- [THE TASK]:
Copy each line in the data that includes the word "Processar".

++++ STORED ROWS

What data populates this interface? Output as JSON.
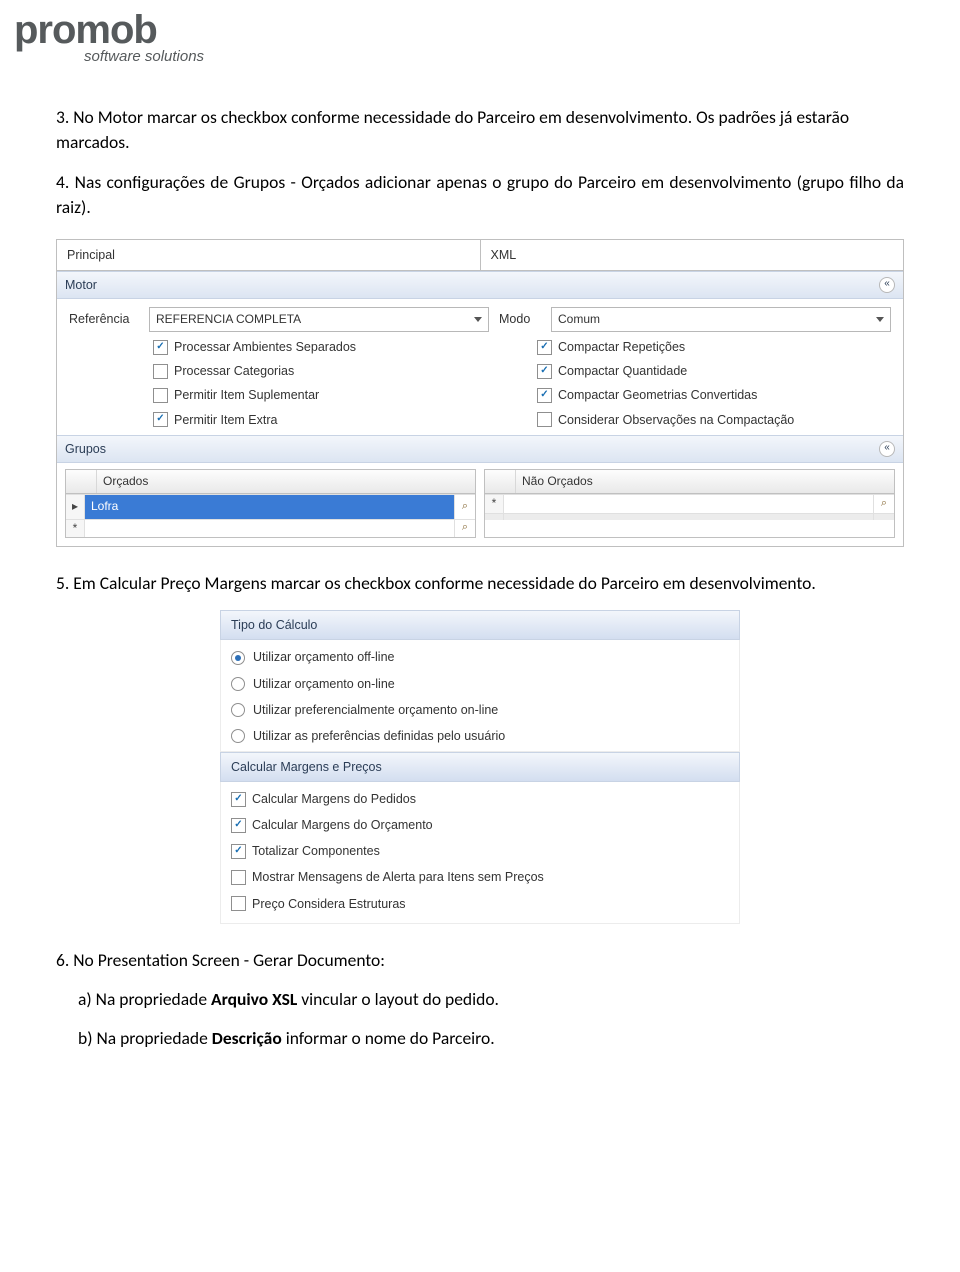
{
  "logo": {
    "main": "promob",
    "sub": "software solutions"
  },
  "para3": "3. No Motor marcar os checkbox conforme necessidade do Parceiro em desenvolvimento. Os padrões já estarão marcados.",
  "para4": "4. Nas configurações de Grupos - Orçados adicionar apenas o grupo do Parceiro em desenvolvimento (grupo filho da raiz).",
  "fig1": {
    "tabs": {
      "t1": "Principal",
      "t2": "XML"
    },
    "motor": {
      "title": "Motor",
      "refLabel": "Referência",
      "refValue": "REFERENCIA COMPLETA",
      "modoLabel": "Modo",
      "modoValue": "Comum",
      "left": [
        {
          "label": "Processar Ambientes Separados",
          "checked": true
        },
        {
          "label": "Processar Categorias",
          "checked": false
        },
        {
          "label": "Permitir Item Suplementar",
          "checked": false
        },
        {
          "label": "Permitir Item Extra",
          "checked": true
        }
      ],
      "right": [
        {
          "label": "Compactar Repetições",
          "checked": true
        },
        {
          "label": "Compactar Quantidade",
          "checked": true
        },
        {
          "label": "Compactar Geometrias Convertidas",
          "checked": true
        },
        {
          "label": "Considerar Observações na Compactação",
          "checked": false
        }
      ]
    },
    "grupos": {
      "title": "Grupos",
      "orcHead": "Orçados",
      "orcRow": "Lofra",
      "naoHead": "Não Orçados"
    }
  },
  "para5": "5. Em Calcular Preço Margens marcar os checkbox conforme necessidade do Parceiro em desenvolvimento.",
  "fig2": {
    "sec1": "Tipo do Cálculo",
    "radios": [
      {
        "label": "Utilizar orçamento off-line",
        "on": true
      },
      {
        "label": "Utilizar orçamento on-line",
        "on": false
      },
      {
        "label": "Utilizar preferencialmente orçamento on-line",
        "on": false
      },
      {
        "label": "Utilizar as preferências definidas pelo usuário",
        "on": false
      }
    ],
    "sec2": "Calcular Margens e Preços",
    "checks": [
      {
        "label": "Calcular Margens do Pedidos",
        "checked": true
      },
      {
        "label": "Calcular Margens do Orçamento",
        "checked": true
      },
      {
        "label": "Totalizar Componentes",
        "checked": true
      },
      {
        "label": "Mostrar Mensagens de Alerta para Itens sem Preços",
        "checked": false
      },
      {
        "label": "Preço Considera Estruturas",
        "checked": false
      }
    ]
  },
  "para6": "6. No Presentation Screen - Gerar Documento:",
  "para6a_pre": "a) Na propriedade ",
  "para6a_bold": "Arquivo XSL",
  "para6a_post": " vincular o layout do pedido.",
  "para6b_pre": "b) Na propriedade ",
  "para6b_bold": "Descrição",
  "para6b_post": " informar o nome do Parceiro."
}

++++++++

- [SOLVED EXERCISE]:
          "label": "Processar Ambientes Separados",
          "label": "Processar Categorias",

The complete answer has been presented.